**EXTRACT TO READ:**
= Beginning of Section =
Date Posted: Feb 17, 2021
Charlotte, NC, United States
Job ID: 2606
Job Family: Medical Records Services
Status: Full Time
Shift: Day
Shift Details: Regular
Department Name: 51011028341054-Corporate Charge Operations
Location: Atrium Corporate Operations


JOB SUMMARY:    The Corporate Charge Operations Specialist I performs duties of low to moderate complexity, judgment, and scope.  This position is responsible for CPT/HCPCS coding and charge functions for various specialties and hospitals by review of clinical documentation.  S/he is responsible for the integrity of the charges and CPT/HCPCS coding assignments for optimization of revenue and coding compliance.  



  •  Applies basic knowledge of anatomy, physiology and terminology in order to independently interpret physician and nursing reports for   accurate code assignment. 
  •  Reviews patient medical records in order to identify and assign the appropriate CPTs, HCPCS and modifiers for the services rendered. 
  •  Enters coding and/or charge data for each procedure into the billing system and/or 3rd party application.  
  •  Meets established quality and productivity standards.
  •  Stays informed of most recent coding principles and regulatory guidelines in order to ensure most accurate code assignment.
  •  Studies, reports, and make recommendations regarding compliance and/or revenue improvement.  
  •  Maintains a positive and professional relationship with customers, co-workers, clinical staff and other related personnel.
= End of Section =
**TO DO:**
1. Reproduce the part of the job posting starting at "JOB SUMMARY:    The" and ending at "and productivity standards.".
2. Please condense the paragraph of the job posting that begins "The Corporate Charge Operations Specialist I performs" into a shorter version that keeps its main facts.
3. Continue the job posting from its last bullet point.

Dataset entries
= Beginning of Section =
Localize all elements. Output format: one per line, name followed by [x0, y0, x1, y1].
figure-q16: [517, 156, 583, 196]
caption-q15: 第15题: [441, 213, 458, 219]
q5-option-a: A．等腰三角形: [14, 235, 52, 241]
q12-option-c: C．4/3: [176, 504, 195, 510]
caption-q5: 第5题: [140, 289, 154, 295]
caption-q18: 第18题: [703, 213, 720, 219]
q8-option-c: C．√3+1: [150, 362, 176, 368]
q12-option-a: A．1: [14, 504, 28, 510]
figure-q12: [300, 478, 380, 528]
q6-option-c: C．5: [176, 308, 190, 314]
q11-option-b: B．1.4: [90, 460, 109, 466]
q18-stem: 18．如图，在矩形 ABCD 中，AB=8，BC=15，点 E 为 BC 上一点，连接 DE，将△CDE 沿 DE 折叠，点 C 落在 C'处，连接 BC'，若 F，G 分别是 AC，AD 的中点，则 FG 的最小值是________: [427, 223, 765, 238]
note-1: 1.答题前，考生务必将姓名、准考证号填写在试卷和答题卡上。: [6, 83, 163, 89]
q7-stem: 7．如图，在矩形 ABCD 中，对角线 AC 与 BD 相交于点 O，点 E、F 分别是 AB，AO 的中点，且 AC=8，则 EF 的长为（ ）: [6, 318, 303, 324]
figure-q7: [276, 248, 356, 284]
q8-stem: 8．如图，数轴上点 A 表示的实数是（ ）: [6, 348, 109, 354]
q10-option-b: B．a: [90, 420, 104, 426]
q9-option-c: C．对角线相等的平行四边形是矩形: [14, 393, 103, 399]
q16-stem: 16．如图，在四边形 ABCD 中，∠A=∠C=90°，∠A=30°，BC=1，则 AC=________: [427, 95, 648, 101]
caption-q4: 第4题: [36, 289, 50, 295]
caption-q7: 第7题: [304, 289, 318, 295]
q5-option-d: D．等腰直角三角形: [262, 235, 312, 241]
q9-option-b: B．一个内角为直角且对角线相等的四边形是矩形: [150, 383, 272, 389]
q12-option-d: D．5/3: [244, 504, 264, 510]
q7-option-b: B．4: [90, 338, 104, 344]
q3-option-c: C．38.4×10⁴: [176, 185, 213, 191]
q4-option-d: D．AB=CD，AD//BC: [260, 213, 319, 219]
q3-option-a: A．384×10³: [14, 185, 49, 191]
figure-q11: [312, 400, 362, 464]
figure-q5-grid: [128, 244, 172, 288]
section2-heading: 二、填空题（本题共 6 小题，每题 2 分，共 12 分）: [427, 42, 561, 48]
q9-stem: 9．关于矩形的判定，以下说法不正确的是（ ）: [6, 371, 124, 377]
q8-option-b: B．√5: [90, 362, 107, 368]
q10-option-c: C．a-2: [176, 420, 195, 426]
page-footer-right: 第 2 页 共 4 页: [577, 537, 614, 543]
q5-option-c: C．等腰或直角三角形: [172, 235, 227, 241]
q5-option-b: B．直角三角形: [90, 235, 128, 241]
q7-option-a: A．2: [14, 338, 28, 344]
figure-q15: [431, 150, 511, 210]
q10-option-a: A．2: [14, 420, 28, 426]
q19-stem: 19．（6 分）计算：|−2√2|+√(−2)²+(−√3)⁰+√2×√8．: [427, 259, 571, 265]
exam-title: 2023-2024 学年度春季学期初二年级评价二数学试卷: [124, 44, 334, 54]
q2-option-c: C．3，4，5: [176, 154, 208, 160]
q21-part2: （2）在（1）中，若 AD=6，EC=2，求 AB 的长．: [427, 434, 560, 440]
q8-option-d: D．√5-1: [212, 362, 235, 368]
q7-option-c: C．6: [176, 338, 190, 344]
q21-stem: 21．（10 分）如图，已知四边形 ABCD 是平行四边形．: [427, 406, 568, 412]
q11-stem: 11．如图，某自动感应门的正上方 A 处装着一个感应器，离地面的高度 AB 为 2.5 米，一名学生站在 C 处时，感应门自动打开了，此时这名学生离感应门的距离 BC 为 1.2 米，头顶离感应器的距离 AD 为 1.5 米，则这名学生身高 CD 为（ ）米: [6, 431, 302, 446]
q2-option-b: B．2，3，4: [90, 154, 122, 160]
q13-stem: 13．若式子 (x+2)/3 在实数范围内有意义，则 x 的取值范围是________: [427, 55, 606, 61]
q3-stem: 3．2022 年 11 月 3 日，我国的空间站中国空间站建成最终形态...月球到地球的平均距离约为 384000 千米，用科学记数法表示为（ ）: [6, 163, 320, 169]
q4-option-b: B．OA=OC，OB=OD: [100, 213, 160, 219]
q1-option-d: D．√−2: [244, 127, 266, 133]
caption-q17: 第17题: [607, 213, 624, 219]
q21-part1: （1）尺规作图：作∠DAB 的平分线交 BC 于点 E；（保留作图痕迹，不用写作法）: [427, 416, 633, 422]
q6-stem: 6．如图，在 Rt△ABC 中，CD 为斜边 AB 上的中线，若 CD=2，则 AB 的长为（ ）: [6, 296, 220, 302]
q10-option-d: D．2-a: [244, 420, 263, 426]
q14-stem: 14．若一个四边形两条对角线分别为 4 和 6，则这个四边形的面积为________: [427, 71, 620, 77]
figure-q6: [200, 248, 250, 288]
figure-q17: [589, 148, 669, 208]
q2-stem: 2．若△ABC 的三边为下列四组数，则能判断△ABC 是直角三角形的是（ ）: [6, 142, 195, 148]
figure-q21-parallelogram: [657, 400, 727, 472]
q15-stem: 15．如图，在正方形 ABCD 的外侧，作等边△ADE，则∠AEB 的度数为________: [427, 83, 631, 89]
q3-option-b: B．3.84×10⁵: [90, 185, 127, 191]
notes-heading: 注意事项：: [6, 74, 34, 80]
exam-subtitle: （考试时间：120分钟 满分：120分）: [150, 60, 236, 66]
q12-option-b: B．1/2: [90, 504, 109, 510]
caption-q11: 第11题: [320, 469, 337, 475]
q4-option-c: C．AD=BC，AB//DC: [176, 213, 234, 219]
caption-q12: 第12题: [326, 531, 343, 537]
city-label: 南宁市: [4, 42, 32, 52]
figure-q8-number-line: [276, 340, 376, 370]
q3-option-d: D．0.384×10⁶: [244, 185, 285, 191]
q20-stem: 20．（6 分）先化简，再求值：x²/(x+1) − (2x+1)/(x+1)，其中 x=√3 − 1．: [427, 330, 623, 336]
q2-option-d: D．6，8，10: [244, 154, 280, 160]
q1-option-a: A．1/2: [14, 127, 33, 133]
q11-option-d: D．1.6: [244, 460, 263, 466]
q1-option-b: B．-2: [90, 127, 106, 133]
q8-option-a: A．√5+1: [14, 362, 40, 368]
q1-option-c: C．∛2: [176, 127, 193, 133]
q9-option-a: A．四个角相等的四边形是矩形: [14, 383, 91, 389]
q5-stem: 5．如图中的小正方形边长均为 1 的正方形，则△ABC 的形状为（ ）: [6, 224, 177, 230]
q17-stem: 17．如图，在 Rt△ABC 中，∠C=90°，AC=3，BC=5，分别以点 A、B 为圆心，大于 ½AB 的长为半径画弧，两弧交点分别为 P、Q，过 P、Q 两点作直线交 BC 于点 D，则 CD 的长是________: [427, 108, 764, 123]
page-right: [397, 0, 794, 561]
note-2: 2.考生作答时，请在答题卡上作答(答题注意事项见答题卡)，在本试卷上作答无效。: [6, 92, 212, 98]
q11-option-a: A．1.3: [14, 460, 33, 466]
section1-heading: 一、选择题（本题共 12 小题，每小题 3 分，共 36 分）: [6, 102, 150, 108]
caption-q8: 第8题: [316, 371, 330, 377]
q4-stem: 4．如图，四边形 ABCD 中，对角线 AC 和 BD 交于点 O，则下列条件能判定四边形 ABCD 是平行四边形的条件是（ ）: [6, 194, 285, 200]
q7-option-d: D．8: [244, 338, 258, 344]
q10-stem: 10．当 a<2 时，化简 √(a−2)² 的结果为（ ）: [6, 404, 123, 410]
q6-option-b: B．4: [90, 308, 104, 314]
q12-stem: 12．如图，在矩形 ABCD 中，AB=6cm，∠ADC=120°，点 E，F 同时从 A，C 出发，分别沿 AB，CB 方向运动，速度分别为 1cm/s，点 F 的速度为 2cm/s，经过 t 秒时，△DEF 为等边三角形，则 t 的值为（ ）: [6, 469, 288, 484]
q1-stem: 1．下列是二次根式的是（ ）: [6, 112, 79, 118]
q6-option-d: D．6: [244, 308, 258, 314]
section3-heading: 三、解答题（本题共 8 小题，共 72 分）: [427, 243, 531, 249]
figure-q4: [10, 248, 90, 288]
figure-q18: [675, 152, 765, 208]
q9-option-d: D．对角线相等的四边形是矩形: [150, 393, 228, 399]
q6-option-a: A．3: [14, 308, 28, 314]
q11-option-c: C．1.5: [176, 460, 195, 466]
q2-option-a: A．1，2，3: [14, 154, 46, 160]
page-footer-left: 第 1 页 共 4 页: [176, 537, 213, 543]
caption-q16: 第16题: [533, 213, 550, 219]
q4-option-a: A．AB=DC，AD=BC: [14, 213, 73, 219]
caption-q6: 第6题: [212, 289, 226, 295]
= End of Section =
**EXERCISE RESPONSES:**
1.
JOB SUMMARY:    The Corporate Charge Operations Specialist I performs duties of low to moderate complexity, judgment, and scope.  This position is responsible for CPT/HCPCS coding and charge functions for various specialties and hospitals by review of clinical documentation.  S/he is responsible for the integrity of the charges and CPT/HCPCS coding assignments for optimization of revenue and coding compliance.  



  •  Applies basic knowledge of anatomy, physiology and terminology in order to independently interpret physician and nursing reports for   accurate code assignment. 
  •  Reviews patient medical records in order to identify and assign the appropriate CPTs, HCPCS and modifiers for the services rendered. 
  •  Enters coding and/or charge data for each procedure into the billing system and/or 3rd party application.  
  •  Meets established quality and productivity standards.

2. The Corporate Charge Operations Specialist I handles work of low to moderate complexity, judgment, and scope. The role covers CPT/HCPCS coding and charge functions for various specialties and hospitals, based on review of clinical documentation. It is responsible for the integrity of charges and coding assignments to optimize revenue and coding compliance.

3.
Lifting and moving reports, notebooks and/or laptop weighing up to fifteen pounds.  Must be able to work independently, in a safe, productive and confidential office and/or home environment.   Ability to work under pressure to meet deadlines.  Must be able to concentrate and sit for long periods of time at a computer. Attention to detail, accuracy and ability to work effectively in a team setting and possess strong interpersonal skills are critical.  


High school diploma or equivalent required.  AHIMA or AAPC coding certification is required within one year.  One to three years exposure to healthcare billing, revenue cycle and/or coding preferred.  Thorough understanding and knowledge of CPT/HCPCS and medical record interpretation required.  Basic knowledge of anatomy, physiology and terminology required.  Basic knowledge of computer applications such as Microsoft Office, Encoder, e-MR, etc. is required.  Must possess good written and verbal communication skills.  Must be able to work independently and effectively with others, utilizing positive interactive skills.